**EXERCISE DETAILS**
Quote every line of the data below as it stands, omitting pictures.

**MATERIAL PROVIDED**
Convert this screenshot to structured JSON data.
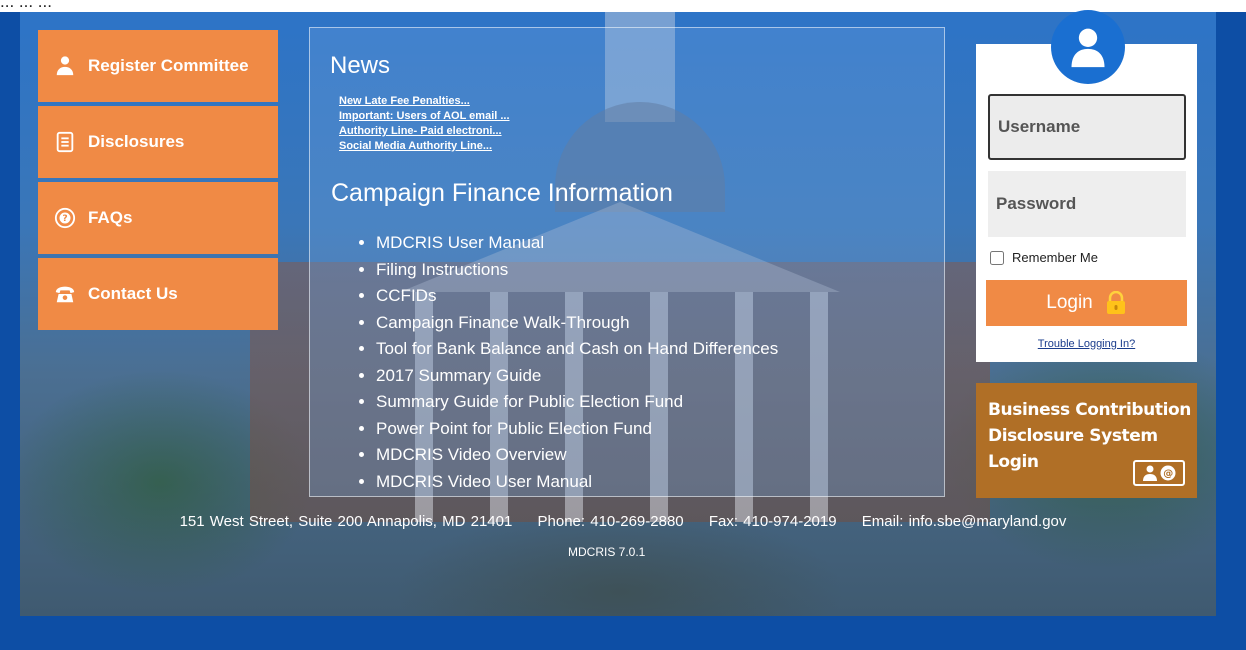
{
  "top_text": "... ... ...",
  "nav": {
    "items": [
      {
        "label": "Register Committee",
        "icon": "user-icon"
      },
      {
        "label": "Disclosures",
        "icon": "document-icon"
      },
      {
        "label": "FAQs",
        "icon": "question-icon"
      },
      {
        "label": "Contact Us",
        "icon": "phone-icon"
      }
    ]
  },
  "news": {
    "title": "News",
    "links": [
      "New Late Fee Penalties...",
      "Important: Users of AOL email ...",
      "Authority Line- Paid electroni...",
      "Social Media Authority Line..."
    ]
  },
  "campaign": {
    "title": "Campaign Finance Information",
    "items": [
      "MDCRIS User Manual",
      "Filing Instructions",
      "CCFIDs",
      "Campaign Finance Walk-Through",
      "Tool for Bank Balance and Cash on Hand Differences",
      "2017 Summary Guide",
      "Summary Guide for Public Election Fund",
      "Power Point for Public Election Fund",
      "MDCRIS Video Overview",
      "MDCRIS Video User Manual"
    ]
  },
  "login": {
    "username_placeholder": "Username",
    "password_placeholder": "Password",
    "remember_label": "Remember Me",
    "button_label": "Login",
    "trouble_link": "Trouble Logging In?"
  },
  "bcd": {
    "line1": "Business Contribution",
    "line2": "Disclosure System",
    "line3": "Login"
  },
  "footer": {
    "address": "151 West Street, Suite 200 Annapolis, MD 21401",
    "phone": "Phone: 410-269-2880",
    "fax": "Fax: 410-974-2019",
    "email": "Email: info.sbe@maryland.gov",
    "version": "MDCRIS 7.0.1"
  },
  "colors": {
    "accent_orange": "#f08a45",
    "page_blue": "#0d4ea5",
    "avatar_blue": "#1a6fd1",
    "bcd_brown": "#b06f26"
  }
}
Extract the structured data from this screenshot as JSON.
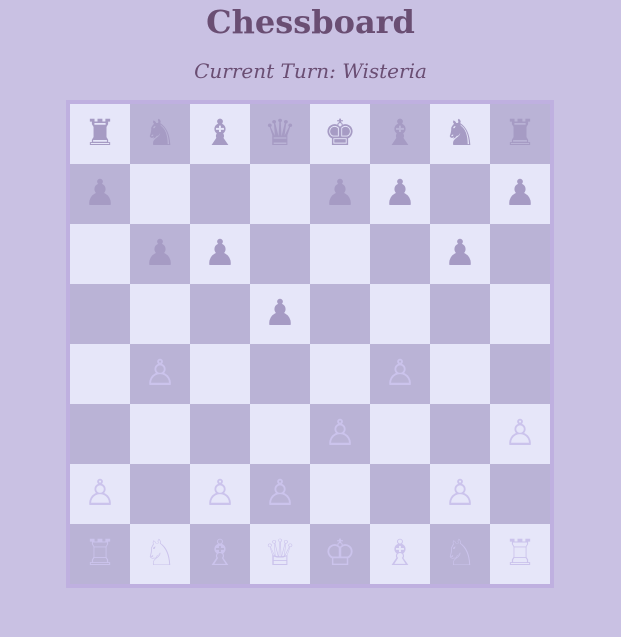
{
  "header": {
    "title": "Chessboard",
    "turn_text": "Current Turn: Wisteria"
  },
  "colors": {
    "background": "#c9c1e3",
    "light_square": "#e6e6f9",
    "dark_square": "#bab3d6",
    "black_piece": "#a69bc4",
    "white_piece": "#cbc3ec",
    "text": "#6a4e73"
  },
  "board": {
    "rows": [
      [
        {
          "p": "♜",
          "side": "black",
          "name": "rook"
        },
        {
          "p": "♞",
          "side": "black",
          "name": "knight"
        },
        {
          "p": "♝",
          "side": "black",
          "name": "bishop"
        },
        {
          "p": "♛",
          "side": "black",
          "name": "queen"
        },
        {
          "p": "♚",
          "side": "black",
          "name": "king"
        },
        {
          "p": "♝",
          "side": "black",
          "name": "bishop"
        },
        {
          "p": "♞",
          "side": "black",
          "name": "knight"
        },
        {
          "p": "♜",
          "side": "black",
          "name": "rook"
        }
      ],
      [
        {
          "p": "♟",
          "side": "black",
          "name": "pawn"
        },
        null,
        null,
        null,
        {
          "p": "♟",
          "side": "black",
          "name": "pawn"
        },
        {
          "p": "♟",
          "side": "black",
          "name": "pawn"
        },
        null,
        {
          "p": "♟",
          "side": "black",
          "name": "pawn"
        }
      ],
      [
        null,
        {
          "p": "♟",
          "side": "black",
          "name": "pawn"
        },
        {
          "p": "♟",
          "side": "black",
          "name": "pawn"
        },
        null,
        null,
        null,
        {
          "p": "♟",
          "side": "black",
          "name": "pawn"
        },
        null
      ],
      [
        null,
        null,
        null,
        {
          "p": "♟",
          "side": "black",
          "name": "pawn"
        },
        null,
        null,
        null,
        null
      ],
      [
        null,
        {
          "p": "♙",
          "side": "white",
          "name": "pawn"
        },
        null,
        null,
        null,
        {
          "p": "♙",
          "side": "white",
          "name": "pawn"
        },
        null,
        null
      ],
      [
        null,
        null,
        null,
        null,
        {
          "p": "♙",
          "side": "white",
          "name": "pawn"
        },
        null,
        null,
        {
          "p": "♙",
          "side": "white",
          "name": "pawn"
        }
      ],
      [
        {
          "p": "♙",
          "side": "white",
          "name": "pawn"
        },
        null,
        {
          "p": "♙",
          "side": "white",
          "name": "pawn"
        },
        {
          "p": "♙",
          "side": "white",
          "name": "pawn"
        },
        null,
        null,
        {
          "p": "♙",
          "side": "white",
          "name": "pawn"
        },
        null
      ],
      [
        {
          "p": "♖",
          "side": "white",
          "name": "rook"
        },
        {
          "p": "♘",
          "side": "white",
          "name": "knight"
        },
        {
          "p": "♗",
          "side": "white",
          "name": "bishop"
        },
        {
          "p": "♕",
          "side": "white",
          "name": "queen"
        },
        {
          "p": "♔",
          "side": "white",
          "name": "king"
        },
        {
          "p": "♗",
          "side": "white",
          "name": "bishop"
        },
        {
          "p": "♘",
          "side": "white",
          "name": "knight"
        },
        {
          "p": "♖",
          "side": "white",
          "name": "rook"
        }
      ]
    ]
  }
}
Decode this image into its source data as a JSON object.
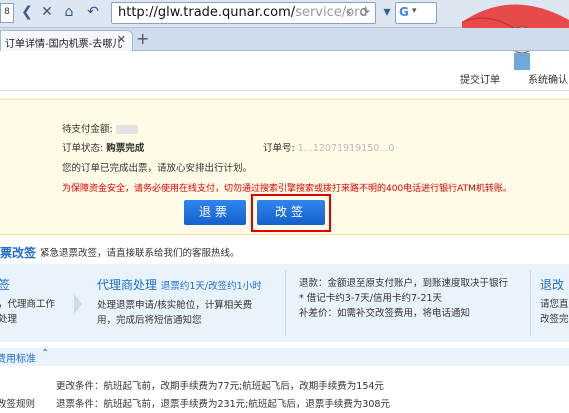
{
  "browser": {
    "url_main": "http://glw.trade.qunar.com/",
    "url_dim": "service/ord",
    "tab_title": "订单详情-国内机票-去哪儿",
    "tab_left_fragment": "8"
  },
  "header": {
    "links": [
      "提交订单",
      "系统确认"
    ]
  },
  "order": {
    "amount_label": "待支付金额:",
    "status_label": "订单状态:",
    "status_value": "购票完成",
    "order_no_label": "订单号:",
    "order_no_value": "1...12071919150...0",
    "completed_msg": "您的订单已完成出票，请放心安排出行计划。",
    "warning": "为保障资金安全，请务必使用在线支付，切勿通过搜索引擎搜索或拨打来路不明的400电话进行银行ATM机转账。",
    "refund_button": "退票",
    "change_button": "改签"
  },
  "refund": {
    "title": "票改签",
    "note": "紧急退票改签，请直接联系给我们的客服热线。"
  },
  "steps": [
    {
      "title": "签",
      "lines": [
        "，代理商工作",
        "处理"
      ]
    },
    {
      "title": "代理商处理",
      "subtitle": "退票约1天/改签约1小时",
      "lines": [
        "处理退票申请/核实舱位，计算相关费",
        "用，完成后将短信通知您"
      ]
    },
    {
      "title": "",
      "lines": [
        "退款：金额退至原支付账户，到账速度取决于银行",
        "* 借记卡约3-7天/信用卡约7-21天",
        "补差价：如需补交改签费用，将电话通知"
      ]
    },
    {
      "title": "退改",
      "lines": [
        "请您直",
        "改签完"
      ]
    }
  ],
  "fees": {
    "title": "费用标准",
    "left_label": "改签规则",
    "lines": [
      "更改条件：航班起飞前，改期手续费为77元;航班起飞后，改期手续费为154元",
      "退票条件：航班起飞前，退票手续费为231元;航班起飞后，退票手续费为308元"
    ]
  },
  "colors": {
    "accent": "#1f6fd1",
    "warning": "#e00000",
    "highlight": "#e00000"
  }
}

**EXERCISE SOLUTION**
Convert this screenshot to structured JSON data.
{
  "top_text": "... ... ...",
  "nav": {
    "items": [
      {
        "label": "Register Committee",
        "icon": "user-icon"
      },
      {
        "label": "Disclosures",
        "icon": "document-icon"
      },
      {
        "label": "FAQs",
        "icon": "question-icon"
      },
      {
        "label": "Contact Us",
        "icon": "phone-icon"
      }
    ]
  },
  "news": {
    "title": "News",
    "links": [
      "New Late Fee Penalties...",
      "Important: Users of AOL email ...",
      "Authority Line- Paid electroni...",
      "Social Media Authority Line..."
    ]
  },
  "campaign": {
    "title": "Campaign Finance Information",
    "items": [
      "MDCRIS User Manual",
      "Filing Instructions",
      "CCFIDs",
      "Campaign Finance Walk-Through",
      "Tool for Bank Balance and Cash on Hand Differences",
      "2017 Summary Guide",
      "Summary Guide for Public Election Fund",
      "Power Point for Public Election Fund",
      "MDCRIS Video Overview",
      "MDCRIS Video User Manual"
    ]
  },
  "login": {
    "username_placeholder": "Username",
    "password_placeholder": "Password",
    "remember_label": "Remember Me",
    "button_label": "Login",
    "trouble_link": "Trouble Logging In?"
  },
  "bcd": {
    "line1": "Business Contribution",
    "line2": "Disclosure System",
    "line3": "Login"
  },
  "footer": {
    "address": "151 West Street, Suite 200 Annapolis, MD 21401",
    "phone": "Phone: 410-269-2880",
    "fax": "Fax: 410-974-2019",
    "email": "Email: info.sbe@maryland.gov",
    "version": "MDCRIS 7.0.1"
  },
  "colors": {
    "accent_orange": "#f08a45",
    "page_blue": "#0d4ea5",
    "avatar_blue": "#1a6fd1",
    "bcd_brown": "#b06f26"
  }
}
Extract the structured data from this screenshot as JSON.
{
  "header": {
    "title": "Chessboard",
    "turn_text": "Current Turn: Wisteria"
  },
  "colors": {
    "background": "#c9c1e3",
    "light_square": "#e6e6f9",
    "dark_square": "#bab3d6",
    "black_piece": "#a69bc4",
    "white_piece": "#cbc3ec",
    "text": "#6a4e73"
  },
  "board": {
    "rows": [
      [
        {
          "p": "♜",
          "side": "black",
          "name": "rook"
        },
        {
          "p": "♞",
          "side": "black",
          "name": "knight"
        },
        {
          "p": "♝",
          "side": "black",
          "name": "bishop"
        },
        {
          "p": "♛",
          "side": "black",
          "name": "queen"
        },
        {
          "p": "♚",
          "side": "black",
          "name": "king"
        },
        {
          "p": "♝",
          "side": "black",
          "name": "bishop"
        },
        {
          "p": "♞",
          "side": "black",
          "name": "knight"
        },
        {
          "p": "♜",
          "side": "black",
          "name": "rook"
        }
      ],
      [
        {
          "p": "♟",
          "side": "black",
          "name": "pawn"
        },
        null,
        null,
        null,
        {
          "p": "♟",
          "side": "black",
          "name": "pawn"
        },
        {
          "p": "♟",
          "side": "black",
          "name": "pawn"
        },
        null,
        {
          "p": "♟",
          "side": "black",
          "name": "pawn"
        }
      ],
      [
        null,
        {
          "p": "♟",
          "side": "black",
          "name": "pawn"
        },
        {
          "p": "♟",
          "side": "black",
          "name": "pawn"
        },
        null,
        null,
        null,
        {
          "p": "♟",
          "side": "black",
          "name": "pawn"
        },
        null
      ],
      [
        null,
        null,
        null,
        {
          "p": "♟",
          "side": "black",
          "name": "pawn"
        },
        null,
        null,
        null,
        null
      ],
      [
        null,
        {
          "p": "♙",
          "side": "white",
          "name": "pawn"
        },
        null,
        null,
        null,
        {
          "p": "♙",
          "side": "white",
          "name": "pawn"
        },
        null,
        null
      ],
      [
        null,
        null,
        null,
        null,
        {
          "p": "♙",
          "side": "white",
          "name": "pawn"
        },
        null,
        null,
        {
          "p": "♙",
          "side": "white",
          "name": "pawn"
        }
      ],
      [
        {
          "p": "♙",
          "side": "white",
          "name": "pawn"
        },
        null,
        {
          "p": "♙",
          "side": "white",
          "name": "pawn"
        },
        {
          "p": "♙",
          "side": "white",
          "name": "pawn"
        },
        null,
        null,
        {
          "p": "♙",
          "side": "white",
          "name": "pawn"
        },
        null
      ],
      [
        {
          "p": "♖",
          "side": "white",
          "name": "rook"
        },
        {
          "p": "♘",
          "side": "white",
          "name": "knight"
        },
        {
          "p": "♗",
          "side": "white",
          "name": "bishop"
        },
        {
          "p": "♕",
          "side": "white",
          "name": "queen"
        },
        {
          "p": "♔",
          "side": "white",
          "name": "king"
        },
        {
          "p": "♗",
          "side": "white",
          "name": "bishop"
        },
        {
          "p": "♘",
          "side": "white",
          "name": "knight"
        },
        {
          "p": "♖",
          "side": "white",
          "name": "rook"
        }
      ]
    ]
  }
}
Decode this image into its source data as a JSON object.
{
  "browser": {
    "url_main": "http://glw.trade.qunar.com/",
    "url_dim": "service/ord",
    "tab_title": "订单详情-国内机票-去哪儿",
    "tab_left_fragment": "8"
  },
  "header": {
    "links": [
      "提交订单",
      "系统确认"
    ]
  },
  "order": {
    "amount_label": "待支付金额:",
    "status_label": "订单状态:",
    "status_value": "购票完成",
    "order_no_label": "订单号:",
    "order_no_value": "1...12071919150...0",
    "completed_msg": "您的订单已完成出票，请放心安排出行计划。",
    "warning": "为保障资金安全，请务必使用在线支付，切勿通过搜索引擎搜索或拨打来路不明的400电话进行银行ATM机转账。",
    "refund_button": "退票",
    "change_button": "改签"
  },
  "refund": {
    "title": "票改签",
    "note": "紧急退票改签，请直接联系给我们的客服热线。"
  },
  "steps": [
    {
      "title": "签",
      "lines": [
        "，代理商工作",
        "处理"
      ]
    },
    {
      "title": "代理商处理",
      "subtitle": "退票约1天/改签约1小时",
      "lines": [
        "处理退票申请/核实舱位，计算相关费",
        "用，完成后将短信通知您"
      ]
    },
    {
      "title": "",
      "lines": [
        "退款：金额退至原支付账户，到账速度取决于银行",
        "* 借记卡约3-7天/信用卡约7-21天",
        "补差价：如需补交改签费用，将电话通知"
      ]
    },
    {
      "title": "退改",
      "lines": [
        "请您直",
        "改签完"
      ]
    }
  ],
  "fees": {
    "title": "费用标准",
    "left_label": "改签规则",
    "lines": [
      "更改条件：航班起飞前，改期手续费为77元;航班起飞后，改期手续费为154元",
      "退票条件：航班起飞前，退票手续费为231元;航班起飞后，退票手续费为308元"
    ]
  },
  "colors": {
    "accent": "#1f6fd1",
    "warning": "#e00000",
    "highlight": "#e00000"
  }
}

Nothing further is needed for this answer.